■ **PROBLEM TO WORK ON**: Set down each entry from the block beneath, exactly as written.

■ **DATASET ROWS**:
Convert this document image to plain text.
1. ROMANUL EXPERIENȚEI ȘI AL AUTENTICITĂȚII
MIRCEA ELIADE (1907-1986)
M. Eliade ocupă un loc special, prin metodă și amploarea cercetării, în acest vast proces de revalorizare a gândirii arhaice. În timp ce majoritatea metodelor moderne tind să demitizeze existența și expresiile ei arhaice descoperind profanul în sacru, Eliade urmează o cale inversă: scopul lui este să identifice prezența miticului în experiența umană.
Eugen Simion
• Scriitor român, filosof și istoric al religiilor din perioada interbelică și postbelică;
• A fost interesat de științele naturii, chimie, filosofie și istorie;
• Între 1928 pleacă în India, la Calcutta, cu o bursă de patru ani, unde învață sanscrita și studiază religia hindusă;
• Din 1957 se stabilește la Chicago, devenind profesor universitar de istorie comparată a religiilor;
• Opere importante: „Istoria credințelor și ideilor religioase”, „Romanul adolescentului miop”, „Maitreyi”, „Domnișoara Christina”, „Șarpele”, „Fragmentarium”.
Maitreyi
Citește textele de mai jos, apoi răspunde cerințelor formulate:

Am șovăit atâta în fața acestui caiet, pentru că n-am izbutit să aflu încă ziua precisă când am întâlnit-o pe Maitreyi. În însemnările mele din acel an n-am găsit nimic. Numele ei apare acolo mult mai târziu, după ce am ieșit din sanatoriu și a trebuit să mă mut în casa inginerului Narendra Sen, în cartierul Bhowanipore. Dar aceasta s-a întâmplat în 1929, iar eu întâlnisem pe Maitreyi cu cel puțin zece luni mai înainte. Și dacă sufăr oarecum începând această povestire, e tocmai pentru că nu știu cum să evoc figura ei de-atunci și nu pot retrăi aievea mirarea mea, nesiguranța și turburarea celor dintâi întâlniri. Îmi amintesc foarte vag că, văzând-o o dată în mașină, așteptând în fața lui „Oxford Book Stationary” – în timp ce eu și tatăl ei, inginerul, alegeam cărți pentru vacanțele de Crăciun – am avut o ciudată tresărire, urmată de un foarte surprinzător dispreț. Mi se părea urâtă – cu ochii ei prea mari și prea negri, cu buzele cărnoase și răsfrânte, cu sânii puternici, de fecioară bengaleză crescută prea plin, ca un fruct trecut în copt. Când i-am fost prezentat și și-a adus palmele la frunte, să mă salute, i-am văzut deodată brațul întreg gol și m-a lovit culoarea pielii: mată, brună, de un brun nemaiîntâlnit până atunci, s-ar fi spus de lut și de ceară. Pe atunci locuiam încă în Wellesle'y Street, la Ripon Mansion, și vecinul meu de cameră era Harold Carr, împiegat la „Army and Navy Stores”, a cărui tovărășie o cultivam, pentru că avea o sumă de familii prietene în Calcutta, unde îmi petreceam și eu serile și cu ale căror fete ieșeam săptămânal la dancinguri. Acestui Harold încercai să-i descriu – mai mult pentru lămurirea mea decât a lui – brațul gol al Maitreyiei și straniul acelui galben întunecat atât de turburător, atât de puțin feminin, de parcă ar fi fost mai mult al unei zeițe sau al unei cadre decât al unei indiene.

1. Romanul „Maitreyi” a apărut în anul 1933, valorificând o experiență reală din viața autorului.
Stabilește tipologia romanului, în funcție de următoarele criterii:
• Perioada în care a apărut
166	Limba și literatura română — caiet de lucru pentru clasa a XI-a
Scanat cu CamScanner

■ **WRITTEN SOLUTION**:
Convert this document image to plain text.
1. ROMANUL EXPERIENȚEI ȘI AL AUTENTICITĂȚII
MIRCEA ELIADE (1907-1986)
M. Eliade ocupă un loc special, prin metodă și amploarea cercetării, în acest vast proces de revalorizare a gândirii arhaice. În timp ce majoritatea metodelor moderne tind să demitizeze existența și expresiile ei arhaice descoperind profanul în sacru, Eliade urmează o cale inversă: scopul lui este să identifice prezența miticului în experiența umană.
Eugen Simion
• Scriitor român, filosof și istoric al religiilor din perioada interbelică și postbelică;
• A fost interesat de științele naturii, chimie, filosofie și istorie;
• Între 1928 pleacă în India, la Calcutta, cu o bursă de patru ani, unde învață sanscrita și studiază religia hindusă;
• Din 1957 se stabilește la Chicago, devenind profesor universitar de istorie comparată a religiilor;
• Opere importante: „Istoria credințelor și ideilor religioase”, „Romanul adolescentului miop”, „Maitreyi”, „Domnișoara Christina”, „Șarpele”, „Fragmentarium”.
Maitreyi
Citește textele de mai jos, apoi răspunde cerințelor formulate:

Am șovăit atâta în fața acestui caiet, pentru că n-am izbutit să aflu încă ziua precisă când am întâlnit-o pe Maitreyi. În însemnările mele din acel an n-am găsit nimic. Numele ei apare acolo mult mai târziu, după ce am ieșit din sanatoriu și a trebuit să mă mut în casa inginerului Narendra Sen, în cartierul Bhowanipore. Dar aceasta s-a întâmplat în 1929, iar eu întâlnisem pe Maitreyi cu cel puțin zece luni mai înainte. Și dacă sufăr oarecum începând această povestire, e tocmai pentru că nu știu cum să evoc figura ei de-atunci și nu pot retrăi aievea mirarea mea, nesiguranța și turburarea celor dintâi întâlniri. Îmi amintesc foarte vag că, văzând-o o dată în mașină, așteptând în fața lui „Oxford Book Stationary” – în timp ce eu și tatăl ei, inginerul, alegeam cărți pentru vacanțele de Crăciun – am avut o ciudată tresărire, urmată de un foarte surprinzător dispreț. Mi se părea urâtă – cu ochii ei prea mari și prea negri, cu buzele cărnoase și răsfrânte, cu sânii puternici, de fecioară bengaleză crescută prea plin, ca un fruct trecut în copt. Când i-am fost prezentat și și-a adus palmele la frunte, să mă salute, i-am văzut deodată brațul întreg gol și m-a lovit culoarea pielii: mată, brună, de un brun nemaiîntâlnit până atunci, s-ar fi spus de lut și de ceară. Pe atunci locuiam încă în Wellesle'y Street, la Ripon Mansion, și vecinul meu de cameră era Harold Carr, împiegat la „Army and Navy Stores”, a cărui tovărășie o cultivam, pentru că avea o sumă de familii prietene în Calcutta, unde îmi petreceam și eu serile și cu ale căror fete ieșeam săptămânal la dancinguri. Acestui Harold încercai să-i descriu – mai mult pentru lămurirea mea decât a lui – brațul gol al Maitreyiei și straniul acelui galben întunecat atât de turburător, atât de puțin feminin, de parcă ar fi fost mai mult al unei zeițe sau al unei cadre decât al unei indiene.

1. Romanul „Maitreyi” a apărut în anul 1933, valorificând o experiență reală din viața autorului.
Stabilește tipologia romanului, în funcție de următoarele criterii:
• Perioada în care a apărut
166	Limba și literatura română — caiet de lucru pentru clasa a XI-a
Scanat cu CamScanner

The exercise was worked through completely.